**SHORT PROBLEM:** Write out the data again exactly, skipping every picture.

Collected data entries
##############################

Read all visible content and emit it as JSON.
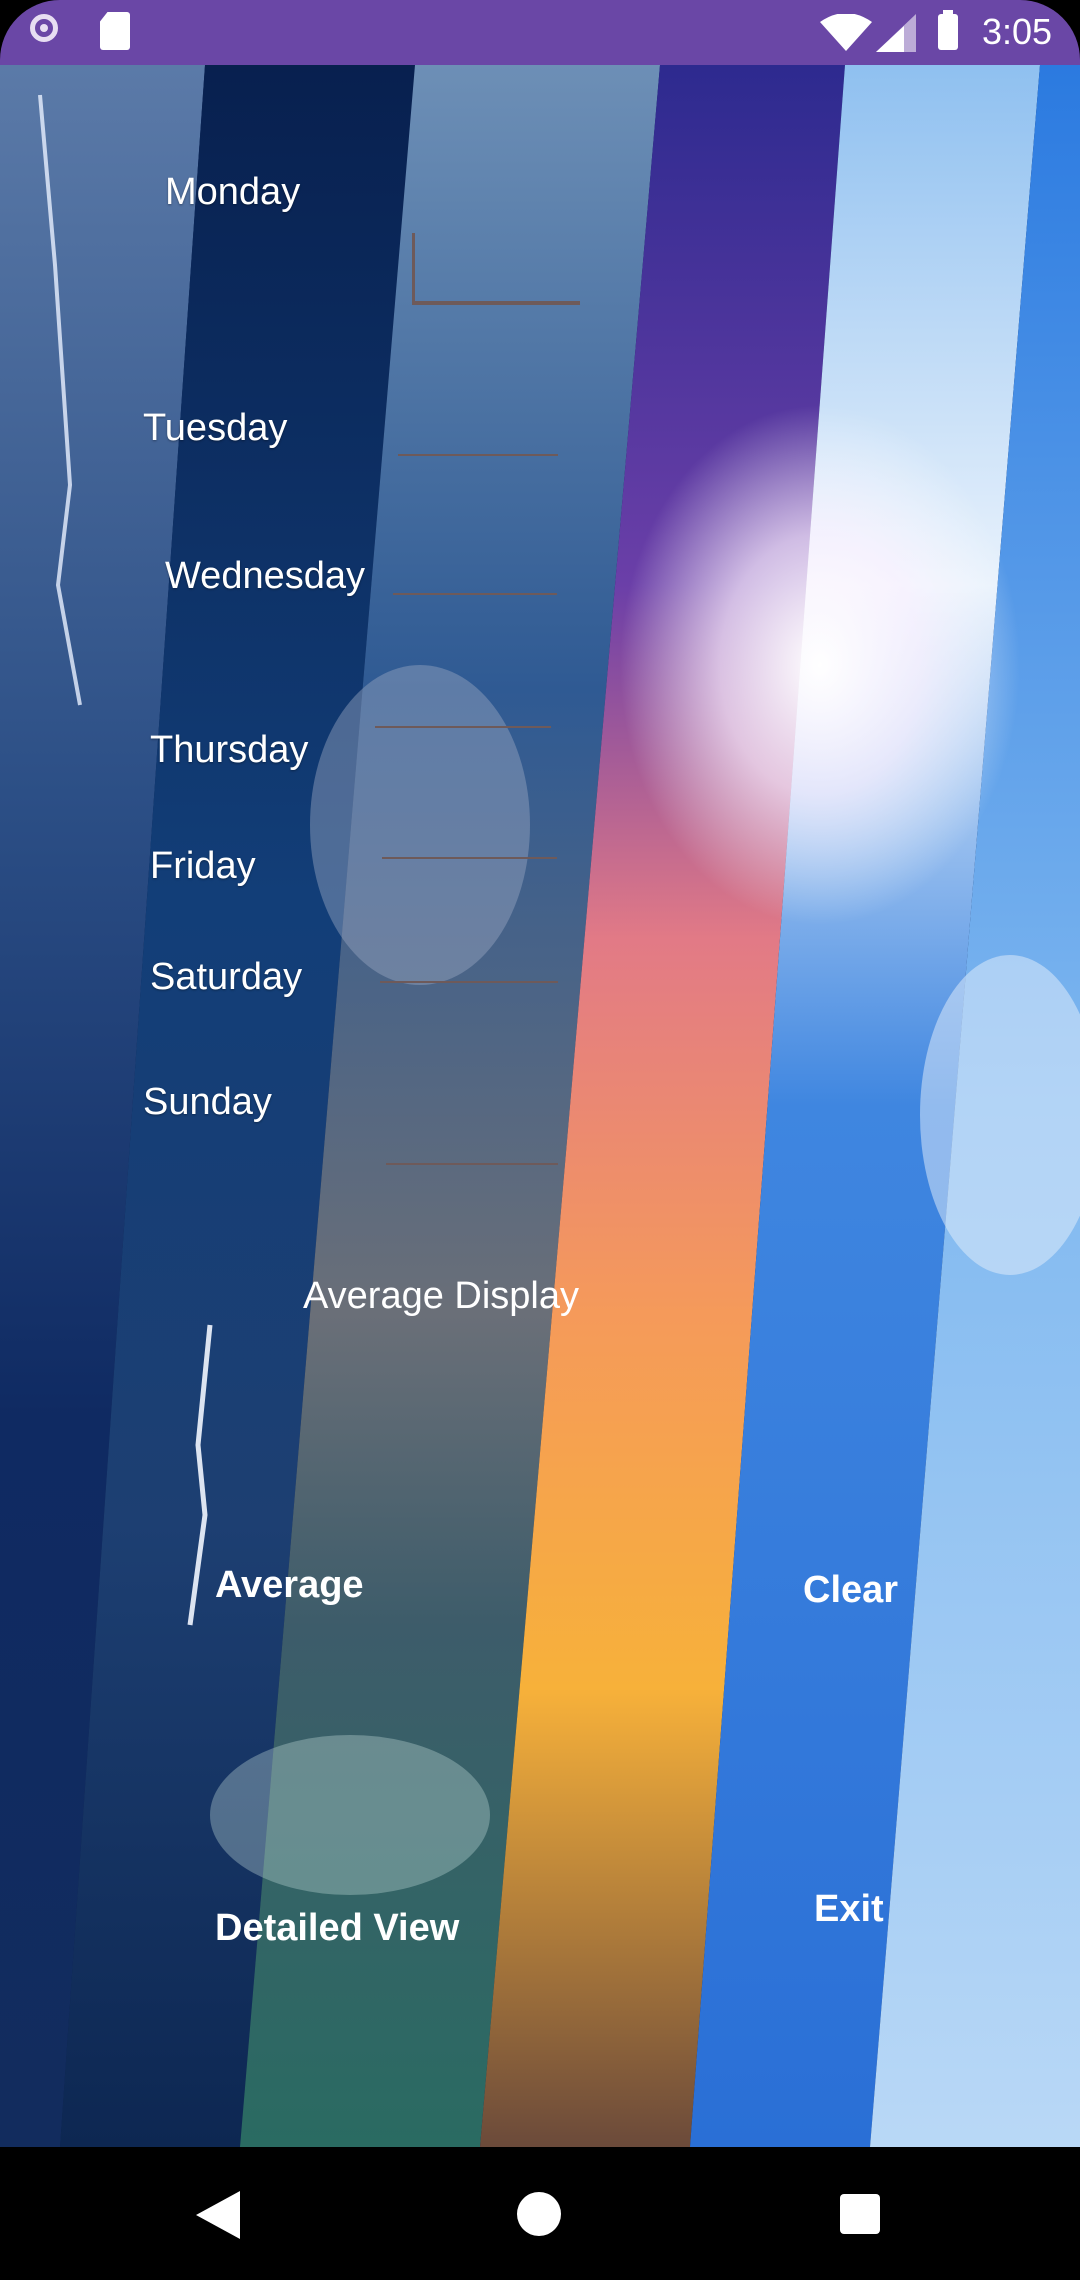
{
  "status_bar": {
    "time": "3:05",
    "icons": [
      "circle-icon",
      "sd-card-icon",
      "wifi-icon",
      "signal-icon",
      "battery-icon"
    ]
  },
  "days": [
    {
      "label": "Monday",
      "value": ""
    },
    {
      "label": "Tuesday",
      "value": ""
    },
    {
      "label": "Wednesday",
      "value": ""
    },
    {
      "label": "Thursday",
      "value": ""
    },
    {
      "label": "Friday",
      "value": ""
    },
    {
      "label": "Saturday",
      "value": ""
    },
    {
      "label": "Sunday",
      "value": ""
    }
  ],
  "average_display": {
    "label": "Average Display"
  },
  "buttons": {
    "average": "Average",
    "clear": "Clear",
    "detailed_view": "Detailed View",
    "exit": "Exit"
  },
  "nav_bar": {
    "icons": [
      "back-icon",
      "home-icon",
      "recents-icon"
    ]
  },
  "colors": {
    "status_bar": "#6a47a6",
    "input_underline": "#6e5a5a",
    "text": "#ffffff"
  }
}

##############################

**WRITTEN RESPONSE:**
Read all visible content and emit it as JSON.
{
  "status_bar": {
    "time": "3:05",
    "icons": [
      "circle-icon",
      "sd-card-icon",
      "wifi-icon",
      "signal-icon",
      "battery-icon"
    ]
  },
  "days": [
    {
      "label": "Monday",
      "value": ""
    },
    {
      "label": "Tuesday",
      "value": ""
    },
    {
      "label": "Wednesday",
      "value": ""
    },
    {
      "label": "Thursday",
      "value": ""
    },
    {
      "label": "Friday",
      "value": ""
    },
    {
      "label": "Saturday",
      "value": ""
    },
    {
      "label": "Sunday",
      "value": ""
    }
  ],
  "average_display": {
    "label": "Average Display"
  },
  "buttons": {
    "average": "Average",
    "clear": "Clear",
    "detailed_view": "Detailed View",
    "exit": "Exit"
  },
  "nav_bar": {
    "icons": [
      "back-icon",
      "home-icon",
      "recents-icon"
    ]
  },
  "colors": {
    "status_bar": "#6a47a6",
    "input_underline": "#6e5a5a",
    "text": "#ffffff"
  }
}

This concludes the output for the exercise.